Reproduce every entry exactly as written.
(Materials provided begins)
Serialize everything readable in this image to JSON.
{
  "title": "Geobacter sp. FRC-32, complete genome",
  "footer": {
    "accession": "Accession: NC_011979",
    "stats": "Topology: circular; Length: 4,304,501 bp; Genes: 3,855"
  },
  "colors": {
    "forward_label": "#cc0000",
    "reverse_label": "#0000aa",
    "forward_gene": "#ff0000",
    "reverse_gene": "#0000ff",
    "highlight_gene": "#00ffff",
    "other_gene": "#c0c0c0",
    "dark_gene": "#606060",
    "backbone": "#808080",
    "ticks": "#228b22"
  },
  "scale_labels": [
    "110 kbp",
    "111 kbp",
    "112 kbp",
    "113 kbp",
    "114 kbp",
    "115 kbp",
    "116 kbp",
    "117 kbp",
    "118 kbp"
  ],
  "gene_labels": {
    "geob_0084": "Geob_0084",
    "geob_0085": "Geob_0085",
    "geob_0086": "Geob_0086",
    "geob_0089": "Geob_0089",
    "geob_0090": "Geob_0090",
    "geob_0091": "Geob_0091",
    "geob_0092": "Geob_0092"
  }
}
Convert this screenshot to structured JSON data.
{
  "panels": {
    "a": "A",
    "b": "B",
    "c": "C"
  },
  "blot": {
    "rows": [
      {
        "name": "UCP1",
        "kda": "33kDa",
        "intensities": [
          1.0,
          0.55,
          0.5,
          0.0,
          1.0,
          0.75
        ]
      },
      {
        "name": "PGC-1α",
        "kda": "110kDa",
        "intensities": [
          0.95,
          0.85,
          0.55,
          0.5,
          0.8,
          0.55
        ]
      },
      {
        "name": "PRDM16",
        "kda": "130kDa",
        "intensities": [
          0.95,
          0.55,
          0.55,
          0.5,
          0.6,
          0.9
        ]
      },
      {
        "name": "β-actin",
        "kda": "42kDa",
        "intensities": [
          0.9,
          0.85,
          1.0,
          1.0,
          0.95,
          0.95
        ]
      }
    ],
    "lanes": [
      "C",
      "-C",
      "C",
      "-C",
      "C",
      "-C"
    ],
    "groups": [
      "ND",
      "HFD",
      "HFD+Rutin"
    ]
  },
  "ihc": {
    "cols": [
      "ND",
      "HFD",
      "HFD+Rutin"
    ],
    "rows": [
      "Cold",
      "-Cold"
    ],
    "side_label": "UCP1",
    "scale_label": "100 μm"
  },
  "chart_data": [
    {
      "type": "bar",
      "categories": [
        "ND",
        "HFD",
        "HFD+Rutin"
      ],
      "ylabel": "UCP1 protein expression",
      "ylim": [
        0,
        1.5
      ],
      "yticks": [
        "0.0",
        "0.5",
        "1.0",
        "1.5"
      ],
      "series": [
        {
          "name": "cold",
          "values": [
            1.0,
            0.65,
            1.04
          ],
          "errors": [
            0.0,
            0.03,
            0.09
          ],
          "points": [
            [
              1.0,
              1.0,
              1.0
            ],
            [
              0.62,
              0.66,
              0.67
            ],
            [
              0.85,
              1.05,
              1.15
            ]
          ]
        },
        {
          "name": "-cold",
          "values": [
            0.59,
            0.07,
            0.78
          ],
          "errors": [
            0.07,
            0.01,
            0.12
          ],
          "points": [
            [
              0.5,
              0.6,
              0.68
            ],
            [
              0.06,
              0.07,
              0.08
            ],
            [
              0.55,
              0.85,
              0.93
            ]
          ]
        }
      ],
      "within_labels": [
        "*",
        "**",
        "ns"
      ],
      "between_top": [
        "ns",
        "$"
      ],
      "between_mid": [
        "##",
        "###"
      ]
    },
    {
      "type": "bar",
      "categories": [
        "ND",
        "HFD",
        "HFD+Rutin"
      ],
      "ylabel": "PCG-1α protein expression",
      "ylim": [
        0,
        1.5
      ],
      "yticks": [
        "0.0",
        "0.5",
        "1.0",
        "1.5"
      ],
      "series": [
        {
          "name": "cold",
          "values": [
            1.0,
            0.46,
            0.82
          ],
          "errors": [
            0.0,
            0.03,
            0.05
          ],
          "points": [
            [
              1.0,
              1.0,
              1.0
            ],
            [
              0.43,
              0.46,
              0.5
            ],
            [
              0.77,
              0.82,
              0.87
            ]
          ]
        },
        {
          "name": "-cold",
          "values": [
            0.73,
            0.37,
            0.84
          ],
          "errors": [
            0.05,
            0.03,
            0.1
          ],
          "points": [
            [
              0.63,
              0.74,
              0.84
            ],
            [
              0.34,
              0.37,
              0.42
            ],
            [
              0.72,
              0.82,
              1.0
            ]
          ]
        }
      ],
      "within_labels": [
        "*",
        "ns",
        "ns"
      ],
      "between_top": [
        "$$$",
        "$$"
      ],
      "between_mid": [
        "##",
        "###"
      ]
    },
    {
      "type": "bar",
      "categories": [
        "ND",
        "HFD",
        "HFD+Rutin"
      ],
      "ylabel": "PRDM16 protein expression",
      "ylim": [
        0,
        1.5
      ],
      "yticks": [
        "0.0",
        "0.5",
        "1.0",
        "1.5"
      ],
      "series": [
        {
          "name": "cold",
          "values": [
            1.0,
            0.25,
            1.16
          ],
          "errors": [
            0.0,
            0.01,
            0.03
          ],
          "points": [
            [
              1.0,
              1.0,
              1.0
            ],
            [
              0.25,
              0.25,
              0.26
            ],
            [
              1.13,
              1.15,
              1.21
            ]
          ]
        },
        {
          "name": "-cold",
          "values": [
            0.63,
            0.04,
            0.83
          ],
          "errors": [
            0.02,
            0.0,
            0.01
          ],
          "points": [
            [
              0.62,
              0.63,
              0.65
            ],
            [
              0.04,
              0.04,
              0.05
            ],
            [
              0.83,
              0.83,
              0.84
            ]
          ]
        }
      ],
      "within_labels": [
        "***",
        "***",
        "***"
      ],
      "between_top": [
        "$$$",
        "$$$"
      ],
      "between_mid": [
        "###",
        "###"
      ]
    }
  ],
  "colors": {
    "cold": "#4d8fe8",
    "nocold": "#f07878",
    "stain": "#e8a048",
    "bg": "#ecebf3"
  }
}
(Materials provided ends)
▶ Result for this task
Serialize everything readable in this image to JSON.
{
  "title": "Geobacter sp. FRC-32, complete genome",
  "footer": {
    "accession": "Accession: NC_011979",
    "stats": "Topology: circular; Length: 4,304,501 bp; Genes: 3,855"
  },
  "colors": {
    "forward_label": "#cc0000",
    "reverse_label": "#0000aa",
    "forward_gene": "#ff0000",
    "reverse_gene": "#0000ff",
    "highlight_gene": "#00ffff",
    "other_gene": "#c0c0c0",
    "dark_gene": "#606060",
    "backbone": "#808080",
    "ticks": "#228b22"
  },
  "scale_labels": [
    "110 kbp",
    "111 kbp",
    "112 kbp",
    "113 kbp",
    "114 kbp",
    "115 kbp",
    "116 kbp",
    "117 kbp",
    "118 kbp"
  ],
  "gene_labels": {
    "geob_0084": "Geob_0084",
    "geob_0085": "Geob_0085",
    "geob_0086": "Geob_0086",
    "geob_0089": "Geob_0089",
    "geob_0090": "Geob_0090",
    "geob_0091": "Geob_0091",
    "geob_0092": "Geob_0092"
  }
}
Convert this screenshot to structured JSON data.
{
  "panels": {
    "a": "A",
    "b": "B",
    "c": "C"
  },
  "blot": {
    "rows": [
      {
        "name": "UCP1",
        "kda": "33kDa",
        "intensities": [
          1.0,
          0.55,
          0.5,
          0.0,
          1.0,
          0.75
        ]
      },
      {
        "name": "PGC-1α",
        "kda": "110kDa",
        "intensities": [
          0.95,
          0.85,
          0.55,
          0.5,
          0.8,
          0.55
        ]
      },
      {
        "name": "PRDM16",
        "kda": "130kDa",
        "intensities": [
          0.95,
          0.55,
          0.55,
          0.5,
          0.6,
          0.9
        ]
      },
      {
        "name": "β-actin",
        "kda": "42kDa",
        "intensities": [
          0.9,
          0.85,
          1.0,
          1.0,
          0.95,
          0.95
        ]
      }
    ],
    "lanes": [
      "C",
      "-C",
      "C",
      "-C",
      "C",
      "-C"
    ],
    "groups": [
      "ND",
      "HFD",
      "HFD+Rutin"
    ]
  },
  "ihc": {
    "cols": [
      "ND",
      "HFD",
      "HFD+Rutin"
    ],
    "rows": [
      "Cold",
      "-Cold"
    ],
    "side_label": "UCP1",
    "scale_label": "100 μm"
  },
  "chart_data": [
    {
      "type": "bar",
      "categories": [
        "ND",
        "HFD",
        "HFD+Rutin"
      ],
      "ylabel": "UCP1 protein expression",
      "ylim": [
        0,
        1.5
      ],
      "yticks": [
        "0.0",
        "0.5",
        "1.0",
        "1.5"
      ],
      "series": [
        {
          "name": "cold",
          "values": [
            1.0,
            0.65,
            1.04
          ],
          "errors": [
            0.0,
            0.03,
            0.09
          ],
          "points": [
            [
              1.0,
              1.0,
              1.0
            ],
            [
              0.62,
              0.66,
              0.67
            ],
            [
              0.85,
              1.05,
              1.15
            ]
          ]
        },
        {
          "name": "-cold",
          "values": [
            0.59,
            0.07,
            0.78
          ],
          "errors": [
            0.07,
            0.01,
            0.12
          ],
          "points": [
            [
              0.5,
              0.6,
              0.68
            ],
            [
              0.06,
              0.07,
              0.08
            ],
            [
              0.55,
              0.85,
              0.93
            ]
          ]
        }
      ],
      "within_labels": [
        "*",
        "**",
        "ns"
      ],
      "between_top": [
        "ns",
        "$"
      ],
      "between_mid": [
        "##",
        "###"
      ]
    },
    {
      "type": "bar",
      "categories": [
        "ND",
        "HFD",
        "HFD+Rutin"
      ],
      "ylabel": "PCG-1α protein expression",
      "ylim": [
        0,
        1.5
      ],
      "yticks": [
        "0.0",
        "0.5",
        "1.0",
        "1.5"
      ],
      "series": [
        {
          "name": "cold",
          "values": [
            1.0,
            0.46,
            0.82
          ],
          "errors": [
            0.0,
            0.03,
            0.05
          ],
          "points": [
            [
              1.0,
              1.0,
              1.0
            ],
            [
              0.43,
              0.46,
              0.5
            ],
            [
              0.77,
              0.82,
              0.87
            ]
          ]
        },
        {
          "name": "-cold",
          "values": [
            0.73,
            0.37,
            0.84
          ],
          "errors": [
            0.05,
            0.03,
            0.1
          ],
          "points": [
            [
              0.63,
              0.74,
              0.84
            ],
            [
              0.34,
              0.37,
              0.42
            ],
            [
              0.72,
              0.82,
              1.0
            ]
          ]
        }
      ],
      "within_labels": [
        "*",
        "ns",
        "ns"
      ],
      "between_top": [
        "$$$",
        "$$"
      ],
      "between_mid": [
        "##",
        "###"
      ]
    },
    {
      "type": "bar",
      "categories": [
        "ND",
        "HFD",
        "HFD+Rutin"
      ],
      "ylabel": "PRDM16 protein expression",
      "ylim": [
        0,
        1.5
      ],
      "yticks": [
        "0.0",
        "0.5",
        "1.0",
        "1.5"
      ],
      "series": [
        {
          "name": "cold",
          "values": [
            1.0,
            0.25,
            1.16
          ],
          "errors": [
            0.0,
            0.01,
            0.03
          ],
          "points": [
            [
              1.0,
              1.0,
              1.0
            ],
            [
              0.25,
              0.25,
              0.26
            ],
            [
              1.13,
              1.15,
              1.21
            ]
          ]
        },
        {
          "name": "-cold",
          "values": [
            0.63,
            0.04,
            0.83
          ],
          "errors": [
            0.02,
            0.0,
            0.01
          ],
          "points": [
            [
              0.62,
              0.63,
              0.65
            ],
            [
              0.04,
              0.04,
              0.05
            ],
            [
              0.83,
              0.83,
              0.84
            ]
          ]
        }
      ],
      "within_labels": [
        "***",
        "***",
        "***"
      ],
      "between_top": [
        "$$$",
        "$$$"
      ],
      "between_mid": [
        "###",
        "###"
      ]
    }
  ],
  "colors": {
    "cold": "#4d8fe8",
    "nocold": "#f07878",
    "stain": "#e8a048",
    "bg": "#ecebf3"
  }
}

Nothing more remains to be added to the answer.